Retype all the entries word for word, but omit the pictures.

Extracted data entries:
= = =
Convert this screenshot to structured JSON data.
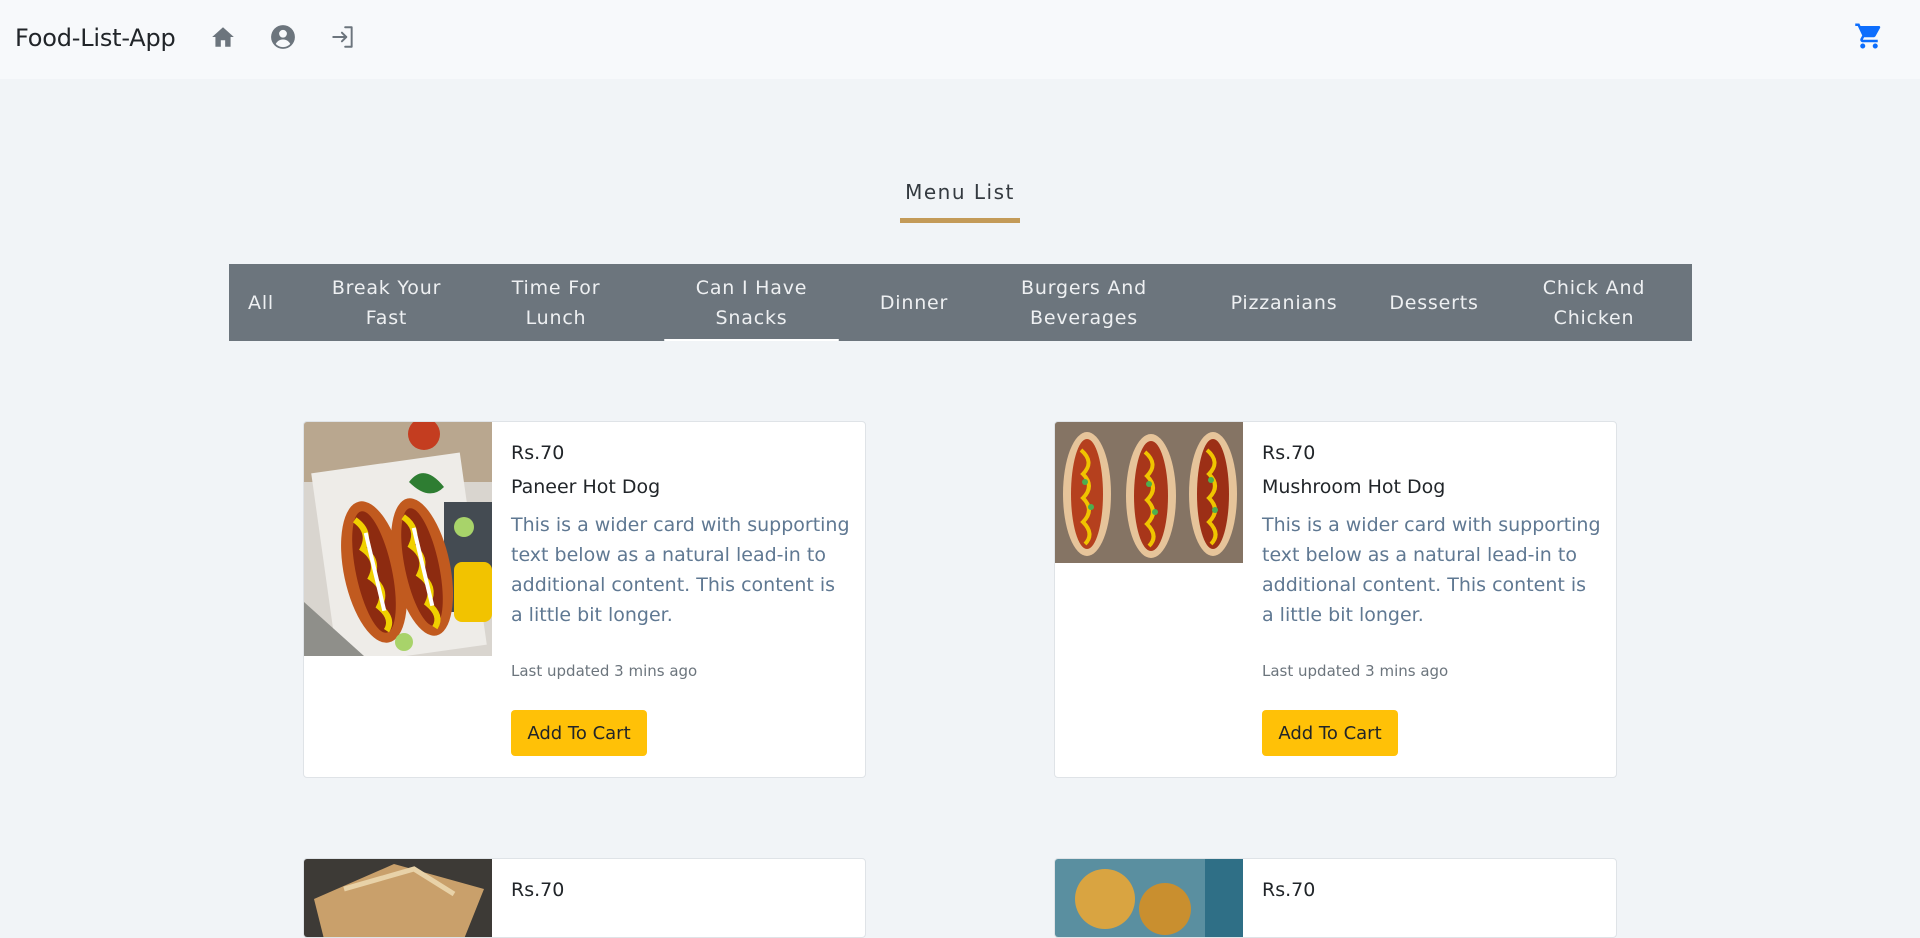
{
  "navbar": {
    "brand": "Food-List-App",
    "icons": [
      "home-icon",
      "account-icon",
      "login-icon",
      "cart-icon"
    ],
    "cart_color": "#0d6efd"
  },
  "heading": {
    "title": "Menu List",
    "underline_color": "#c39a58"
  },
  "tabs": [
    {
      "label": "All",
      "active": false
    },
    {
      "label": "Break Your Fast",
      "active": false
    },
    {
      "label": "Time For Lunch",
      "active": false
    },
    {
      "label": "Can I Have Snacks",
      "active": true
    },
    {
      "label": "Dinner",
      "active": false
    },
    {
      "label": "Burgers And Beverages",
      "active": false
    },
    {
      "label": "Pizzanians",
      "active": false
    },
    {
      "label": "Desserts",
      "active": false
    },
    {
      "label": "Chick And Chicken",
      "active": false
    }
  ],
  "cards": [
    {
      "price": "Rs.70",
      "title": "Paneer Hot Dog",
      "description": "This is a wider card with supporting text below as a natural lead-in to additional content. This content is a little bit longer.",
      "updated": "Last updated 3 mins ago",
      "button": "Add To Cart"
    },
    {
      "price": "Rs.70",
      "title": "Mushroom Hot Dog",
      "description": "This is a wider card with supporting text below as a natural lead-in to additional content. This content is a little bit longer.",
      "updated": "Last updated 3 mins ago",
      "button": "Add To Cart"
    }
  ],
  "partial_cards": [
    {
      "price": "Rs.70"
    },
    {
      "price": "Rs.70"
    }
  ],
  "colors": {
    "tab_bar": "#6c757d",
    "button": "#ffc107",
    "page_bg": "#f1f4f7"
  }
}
= = =
* _Problem solution_:
Convert this screenshot to structured JSON data.
{
  "navbar": {
    "brand": "Food-List-App",
    "icons": [
      "home-icon",
      "account-icon",
      "login-icon",
      "cart-icon"
    ],
    "cart_color": "#0d6efd"
  },
  "heading": {
    "title": "Menu List",
    "underline_color": "#c39a58"
  },
  "tabs": [
    {
      "label": "All",
      "active": false
    },
    {
      "label": "Break Your Fast",
      "active": false
    },
    {
      "label": "Time For Lunch",
      "active": false
    },
    {
      "label": "Can I Have Snacks",
      "active": true
    },
    {
      "label": "Dinner",
      "active": false
    },
    {
      "label": "Burgers And Beverages",
      "active": false
    },
    {
      "label": "Pizzanians",
      "active": false
    },
    {
      "label": "Desserts",
      "active": false
    },
    {
      "label": "Chick And Chicken",
      "active": false
    }
  ],
  "cards": [
    {
      "price": "Rs.70",
      "title": "Paneer Hot Dog",
      "description": "This is a wider card with supporting text below as a natural lead-in to additional content. This content is a little bit longer.",
      "updated": "Last updated 3 mins ago",
      "button": "Add To Cart"
    },
    {
      "price": "Rs.70",
      "title": "Mushroom Hot Dog",
      "description": "This is a wider card with supporting text below as a natural lead-in to additional content. This content is a little bit longer.",
      "updated": "Last updated 3 mins ago",
      "button": "Add To Cart"
    }
  ],
  "partial_cards": [
    {
      "price": "Rs.70"
    },
    {
      "price": "Rs.70"
    }
  ],
  "colors": {
    "tab_bar": "#6c757d",
    "button": "#ffc107",
    "page_bg": "#f1f4f7"
  }
}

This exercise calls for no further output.